** START Data provided **
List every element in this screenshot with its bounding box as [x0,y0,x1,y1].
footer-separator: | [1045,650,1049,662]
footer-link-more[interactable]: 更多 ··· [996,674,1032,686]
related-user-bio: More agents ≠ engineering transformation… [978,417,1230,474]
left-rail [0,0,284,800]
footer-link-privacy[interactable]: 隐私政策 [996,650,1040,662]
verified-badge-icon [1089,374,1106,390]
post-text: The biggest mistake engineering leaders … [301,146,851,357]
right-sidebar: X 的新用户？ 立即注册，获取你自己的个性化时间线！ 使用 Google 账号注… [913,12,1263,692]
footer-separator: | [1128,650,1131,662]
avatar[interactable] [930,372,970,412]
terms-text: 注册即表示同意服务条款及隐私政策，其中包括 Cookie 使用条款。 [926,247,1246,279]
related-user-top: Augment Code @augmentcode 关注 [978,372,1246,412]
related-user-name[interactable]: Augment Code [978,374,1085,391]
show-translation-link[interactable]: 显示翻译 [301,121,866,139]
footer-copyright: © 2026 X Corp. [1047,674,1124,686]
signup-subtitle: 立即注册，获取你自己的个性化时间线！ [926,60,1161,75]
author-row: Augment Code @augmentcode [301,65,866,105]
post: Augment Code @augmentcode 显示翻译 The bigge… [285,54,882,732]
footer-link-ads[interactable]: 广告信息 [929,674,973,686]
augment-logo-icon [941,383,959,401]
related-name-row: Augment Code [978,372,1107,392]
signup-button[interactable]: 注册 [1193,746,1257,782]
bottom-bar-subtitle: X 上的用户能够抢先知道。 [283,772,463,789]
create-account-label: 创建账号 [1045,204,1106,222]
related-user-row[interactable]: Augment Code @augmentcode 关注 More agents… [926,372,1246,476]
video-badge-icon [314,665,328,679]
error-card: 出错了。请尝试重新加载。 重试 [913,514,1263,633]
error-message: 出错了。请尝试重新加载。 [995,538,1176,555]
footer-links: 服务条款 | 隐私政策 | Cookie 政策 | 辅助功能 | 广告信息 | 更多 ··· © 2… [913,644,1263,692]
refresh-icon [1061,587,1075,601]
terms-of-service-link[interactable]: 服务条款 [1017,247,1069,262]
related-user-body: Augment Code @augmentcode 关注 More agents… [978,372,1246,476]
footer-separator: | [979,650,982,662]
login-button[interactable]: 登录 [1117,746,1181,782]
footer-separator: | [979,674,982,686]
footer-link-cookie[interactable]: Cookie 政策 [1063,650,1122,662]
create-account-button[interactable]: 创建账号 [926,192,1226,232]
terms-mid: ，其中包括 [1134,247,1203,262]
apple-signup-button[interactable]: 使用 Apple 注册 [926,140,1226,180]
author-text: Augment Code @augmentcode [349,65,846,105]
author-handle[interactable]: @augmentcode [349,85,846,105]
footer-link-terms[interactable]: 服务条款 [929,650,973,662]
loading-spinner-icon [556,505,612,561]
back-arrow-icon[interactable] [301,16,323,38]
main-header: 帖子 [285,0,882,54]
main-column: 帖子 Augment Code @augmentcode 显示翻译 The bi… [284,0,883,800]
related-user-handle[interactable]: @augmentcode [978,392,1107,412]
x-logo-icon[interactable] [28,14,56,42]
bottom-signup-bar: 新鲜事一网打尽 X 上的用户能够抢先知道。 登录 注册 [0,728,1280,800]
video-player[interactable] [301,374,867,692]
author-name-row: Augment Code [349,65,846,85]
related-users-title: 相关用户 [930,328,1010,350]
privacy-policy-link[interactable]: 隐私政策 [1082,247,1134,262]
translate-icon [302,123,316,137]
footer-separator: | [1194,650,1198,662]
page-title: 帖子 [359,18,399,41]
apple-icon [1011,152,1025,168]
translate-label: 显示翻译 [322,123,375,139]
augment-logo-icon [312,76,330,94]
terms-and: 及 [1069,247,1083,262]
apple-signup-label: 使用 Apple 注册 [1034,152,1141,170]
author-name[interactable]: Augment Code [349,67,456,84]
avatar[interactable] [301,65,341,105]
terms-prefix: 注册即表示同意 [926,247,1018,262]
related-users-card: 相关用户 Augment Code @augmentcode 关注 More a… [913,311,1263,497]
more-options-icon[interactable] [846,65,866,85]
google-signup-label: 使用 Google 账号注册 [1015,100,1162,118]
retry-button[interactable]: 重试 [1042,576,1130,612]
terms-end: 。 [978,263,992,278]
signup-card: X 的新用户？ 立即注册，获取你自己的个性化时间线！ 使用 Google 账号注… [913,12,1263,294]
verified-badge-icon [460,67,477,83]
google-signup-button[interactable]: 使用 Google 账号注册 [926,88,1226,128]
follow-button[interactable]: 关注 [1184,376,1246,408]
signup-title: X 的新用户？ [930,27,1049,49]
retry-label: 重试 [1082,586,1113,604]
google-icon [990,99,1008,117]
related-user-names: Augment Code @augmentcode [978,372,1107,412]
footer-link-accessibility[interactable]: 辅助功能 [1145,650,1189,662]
** END Data provided **
The request: Copy out each of the rows above word for word, in the same order.

Reply:
List every element in this screenshot with its bounding box as [x0,y0,x1,y1].
footer-separator: | [1045,650,1049,662]
footer-link-more[interactable]: 更多 ··· [996,674,1032,686]
related-user-bio: More agents ≠ engineering transformation… [978,417,1230,474]
left-rail [0,0,284,800]
footer-link-privacy[interactable]: 隐私政策 [996,650,1040,662]
verified-badge-icon [1089,374,1106,390]
post-text: The biggest mistake engineering leaders … [301,146,851,357]
right-sidebar: X 的新用户？ 立即注册，获取你自己的个性化时间线！ 使用 Google 账号注… [913,12,1263,692]
footer-separator: | [1128,650,1131,662]
avatar[interactable] [930,372,970,412]
terms-text: 注册即表示同意服务条款及隐私政策，其中包括 Cookie 使用条款。 [926,247,1246,279]
related-user-top: Augment Code @augmentcode 关注 [978,372,1246,412]
related-user-name[interactable]: Augment Code [978,374,1085,391]
show-translation-link[interactable]: 显示翻译 [301,121,866,139]
footer-copyright: © 2026 X Corp. [1047,674,1124,686]
signup-subtitle: 立即注册，获取你自己的个性化时间线！ [926,60,1161,75]
author-row: Augment Code @augmentcode [301,65,866,105]
post: Augment Code @augmentcode 显示翻译 The bigge… [285,54,882,732]
footer-link-ads[interactable]: 广告信息 [929,674,973,686]
augment-logo-icon [941,383,959,401]
related-name-row: Augment Code [978,372,1107,392]
signup-button[interactable]: 注册 [1193,746,1257,782]
bottom-bar-subtitle: X 上的用户能够抢先知道。 [283,772,463,789]
create-account-label: 创建账号 [1045,204,1106,222]
related-user-row[interactable]: Augment Code @augmentcode 关注 More agents… [926,372,1246,476]
video-badge-icon [314,665,328,679]
error-card: 出错了。请尝试重新加载。 重试 [913,514,1263,633]
error-message: 出错了。请尝试重新加载。 [995,538,1176,555]
footer-links: 服务条款 | 隐私政策 | Cookie 政策 | 辅助功能 | 广告信息 | 更多 ··· © 2… [913,644,1263,692]
refresh-icon [1061,587,1075,601]
terms-of-service-link[interactable]: 服务条款 [1017,247,1069,262]
related-user-body: Augment Code @augmentcode 关注 More agents… [978,372,1246,476]
footer-separator: | [979,650,982,662]
login-button[interactable]: 登录 [1117,746,1181,782]
footer-separator: | [979,674,982,686]
footer-link-cookie[interactable]: Cookie 政策 [1063,650,1122,662]
create-account-button[interactable]: 创建账号 [926,192,1226,232]
terms-mid: ，其中包括 [1134,247,1203,262]
apple-signup-button[interactable]: 使用 Apple 注册 [926,140,1226,180]
author-text: Augment Code @augmentcode [349,65,846,105]
author-handle[interactable]: @augmentcode [349,85,846,105]
footer-link-terms[interactable]: 服务条款 [929,650,973,662]
loading-spinner-icon [556,505,612,561]
back-arrow-icon[interactable] [301,16,323,38]
main-header: 帖子 [285,0,882,54]
main-column: 帖子 Augment Code @augmentcode 显示翻译 The bi… [284,0,883,800]
related-user-handle[interactable]: @augmentcode [978,392,1107,412]
x-logo-icon[interactable] [28,14,56,42]
bottom-signup-bar: 新鲜事一网打尽 X 上的用户能够抢先知道。 登录 注册 [0,728,1280,800]
video-player[interactable] [301,374,867,692]
author-name-row: Augment Code [349,65,846,85]
related-users-title: 相关用户 [930,328,1010,350]
privacy-policy-link[interactable]: 隐私政策 [1082,247,1134,262]
translate-icon [302,123,316,137]
footer-separator: | [1194,650,1198,662]
page-title: 帖子 [359,18,399,41]
apple-icon [1011,152,1025,168]
translate-label: 显示翻译 [322,123,375,139]
augment-logo-icon [312,76,330,94]
terms-and: 及 [1069,247,1083,262]
apple-signup-label: 使用 Apple 注册 [1034,152,1141,170]
author-name[interactable]: Augment Code [349,67,456,84]
avatar[interactable] [301,65,341,105]
terms-prefix: 注册即表示同意 [926,247,1018,262]
related-users-card: 相关用户 Augment Code @augmentcode 关注 More a… [913,311,1263,497]
more-options-icon[interactable] [846,65,866,85]
google-signup-label: 使用 Google 账号注册 [1015,100,1162,118]
retry-button[interactable]: 重试 [1042,576,1130,612]
terms-end: 。 [978,263,992,278]
signup-card: X 的新用户？ 立即注册，获取你自己的个性化时间线！ 使用 Google 账号注… [913,12,1263,294]
verified-badge-icon [460,67,477,83]
google-signup-button[interactable]: 使用 Google 账号注册 [926,88,1226,128]
follow-button[interactable]: 关注 [1184,376,1246,408]
signup-title: X 的新用户？ [930,27,1049,49]
retry-label: 重试 [1082,586,1113,604]
google-icon [990,99,1008,117]
related-user-names: Augment Code @augmentcode [978,372,1107,412]
footer-link-accessibility[interactable]: 辅助功能 [1145,650,1189,662]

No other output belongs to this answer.